Dataset records
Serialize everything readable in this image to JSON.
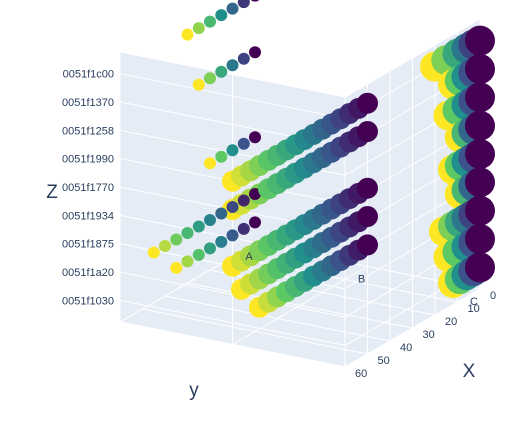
{
  "chart_data": {
    "type": "scatter",
    "mode": "3d",
    "colorscale": "viridis",
    "colorscale_stops": [
      "#440154",
      "#3b528b",
      "#21908c",
      "#5dc963",
      "#fde725"
    ],
    "background": "#e5ecf6",
    "grid": true,
    "axes": {
      "x": {
        "title": "X",
        "ticks": [
          "0",
          "10",
          "20",
          "30",
          "40",
          "50",
          "60"
        ],
        "range": [
          0,
          60
        ]
      },
      "y": {
        "title": "y",
        "ticks": [
          "A",
          "B",
          "C"
        ]
      },
      "z": {
        "title": "Z",
        "ticks": [
          "0051f1030",
          "0051f1a20",
          "0051f1875",
          "0051f1934",
          "0051f1770",
          "0051f1990",
          "0051f1258",
          "0051f1370",
          "0051f1c00"
        ]
      }
    },
    "series": [
      {
        "y": "C",
        "z": "0051f1030",
        "x": [
          0,
          3,
          6,
          9,
          12
        ]
      },
      {
        "y": "C",
        "z": "0051f1a20",
        "x": [
          0,
          3,
          6,
          10,
          14
        ]
      },
      {
        "y": "C",
        "z": "0051f1875",
        "x": [
          0,
          3,
          6,
          9,
          12,
          16
        ]
      },
      {
        "y": "C",
        "z": "0051f1934",
        "x": [
          0,
          3,
          6,
          9
        ]
      },
      {
        "y": "C",
        "z": "0051f1770",
        "x": [
          0,
          3,
          6,
          9,
          12
        ]
      },
      {
        "y": "C",
        "z": "0051f1990",
        "x": [
          0,
          3,
          6,
          9
        ]
      },
      {
        "y": "C",
        "z": "0051f1258",
        "x": [
          0,
          3,
          6,
          10,
          14
        ]
      },
      {
        "y": "C",
        "z": "0051f1370",
        "x": [
          0,
          3,
          6,
          9,
          12
        ]
      },
      {
        "y": "C",
        "z": "0051f1c00",
        "x": [
          0,
          3,
          6,
          10,
          15,
          20
        ]
      },
      {
        "y": "B",
        "z": "0051f1030",
        "x": [
          0,
          4,
          8,
          12,
          16,
          20,
          24,
          28,
          32,
          36,
          40,
          44,
          48
        ]
      },
      {
        "y": "B",
        "z": "0051f1a20",
        "x": [
          0,
          4,
          8,
          12,
          16,
          20,
          24,
          28,
          32,
          36,
          40,
          44,
          48,
          52,
          56
        ]
      },
      {
        "y": "B",
        "z": "0051f1875",
        "x": [
          0,
          4,
          8,
          12,
          16,
          20,
          24,
          28,
          32,
          36,
          40,
          44,
          48,
          52,
          56,
          60
        ]
      },
      {
        "y": "B",
        "z": "0051f1770",
        "x": [
          0,
          4,
          8,
          12,
          16,
          20,
          24,
          28,
          32,
          36,
          40,
          44,
          48,
          52,
          56,
          60
        ]
      },
      {
        "y": "B",
        "z": "0051f1990",
        "x": [
          0,
          4,
          8,
          12,
          16,
          20,
          24,
          28,
          32,
          36,
          40,
          44,
          48,
          52,
          56,
          60
        ]
      },
      {
        "y": "A",
        "z": "0051f1030",
        "x": [
          0,
          5,
          10,
          15,
          20,
          25,
          30,
          35
        ]
      },
      {
        "y": "A",
        "z": "0051f1a20",
        "x": [
          0,
          5,
          10,
          15,
          20,
          25,
          30,
          35,
          40,
          45
        ]
      },
      {
        "y": "A",
        "z": "0051f1934",
        "x": [
          0,
          5,
          10,
          15,
          20
        ]
      },
      {
        "y": "A",
        "z": "0051f1258",
        "x": [
          0,
          5,
          10,
          15,
          20,
          25
        ]
      },
      {
        "y": "A",
        "z": "0051f1c00",
        "x": [
          0,
          5,
          10,
          15,
          20,
          25,
          30
        ]
      }
    ]
  }
}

Aim of the task
Write out the entries above verbatim; the pictures do not belong in your copy.

Full output
Serialize everything readable in this image to JSON.
{
  "chart_data": {
    "type": "scatter",
    "mode": "3d",
    "colorscale": "viridis",
    "colorscale_stops": [
      "#440154",
      "#3b528b",
      "#21908c",
      "#5dc963",
      "#fde725"
    ],
    "background": "#e5ecf6",
    "grid": true,
    "axes": {
      "x": {
        "title": "X",
        "ticks": [
          "0",
          "10",
          "20",
          "30",
          "40",
          "50",
          "60"
        ],
        "range": [
          0,
          60
        ]
      },
      "y": {
        "title": "y",
        "ticks": [
          "A",
          "B",
          "C"
        ]
      },
      "z": {
        "title": "Z",
        "ticks": [
          "0051f1030",
          "0051f1a20",
          "0051f1875",
          "0051f1934",
          "0051f1770",
          "0051f1990",
          "0051f1258",
          "0051f1370",
          "0051f1c00"
        ]
      }
    },
    "series": [
      {
        "y": "C",
        "z": "0051f1030",
        "x": [
          0,
          3,
          6,
          9,
          12
        ]
      },
      {
        "y": "C",
        "z": "0051f1a20",
        "x": [
          0,
          3,
          6,
          10,
          14
        ]
      },
      {
        "y": "C",
        "z": "0051f1875",
        "x": [
          0,
          3,
          6,
          9,
          12,
          16
        ]
      },
      {
        "y": "C",
        "z": "0051f1934",
        "x": [
          0,
          3,
          6,
          9
        ]
      },
      {
        "y": "C",
        "z": "0051f1770",
        "x": [
          0,
          3,
          6,
          9,
          12
        ]
      },
      {
        "y": "C",
        "z": "0051f1990",
        "x": [
          0,
          3,
          6,
          9
        ]
      },
      {
        "y": "C",
        "z": "0051f1258",
        "x": [
          0,
          3,
          6,
          10,
          14
        ]
      },
      {
        "y": "C",
        "z": "0051f1370",
        "x": [
          0,
          3,
          6,
          9,
          12
        ]
      },
      {
        "y": "C",
        "z": "0051f1c00",
        "x": [
          0,
          3,
          6,
          10,
          15,
          20
        ]
      },
      {
        "y": "B",
        "z": "0051f1030",
        "x": [
          0,
          4,
          8,
          12,
          16,
          20,
          24,
          28,
          32,
          36,
          40,
          44,
          48
        ]
      },
      {
        "y": "B",
        "z": "0051f1a20",
        "x": [
          0,
          4,
          8,
          12,
          16,
          20,
          24,
          28,
          32,
          36,
          40,
          44,
          48,
          52,
          56
        ]
      },
      {
        "y": "B",
        "z": "0051f1875",
        "x": [
          0,
          4,
          8,
          12,
          16,
          20,
          24,
          28,
          32,
          36,
          40,
          44,
          48,
          52,
          56,
          60
        ]
      },
      {
        "y": "B",
        "z": "0051f1770",
        "x": [
          0,
          4,
          8,
          12,
          16,
          20,
          24,
          28,
          32,
          36,
          40,
          44,
          48,
          52,
          56,
          60
        ]
      },
      {
        "y": "B",
        "z": "0051f1990",
        "x": [
          0,
          4,
          8,
          12,
          16,
          20,
          24,
          28,
          32,
          36,
          40,
          44,
          48,
          52,
          56,
          60
        ]
      },
      {
        "y": "A",
        "z": "0051f1030",
        "x": [
          0,
          5,
          10,
          15,
          20,
          25,
          30,
          35
        ]
      },
      {
        "y": "A",
        "z": "0051f1a20",
        "x": [
          0,
          5,
          10,
          15,
          20,
          25,
          30,
          35,
          40,
          45
        ]
      },
      {
        "y": "A",
        "z": "0051f1934",
        "x": [
          0,
          5,
          10,
          15,
          20
        ]
      },
      {
        "y": "A",
        "z": "0051f1258",
        "x": [
          0,
          5,
          10,
          15,
          20,
          25
        ]
      },
      {
        "y": "A",
        "z": "0051f1c00",
        "x": [
          0,
          5,
          10,
          15,
          20,
          25,
          30
        ]
      }
    ]
  }
}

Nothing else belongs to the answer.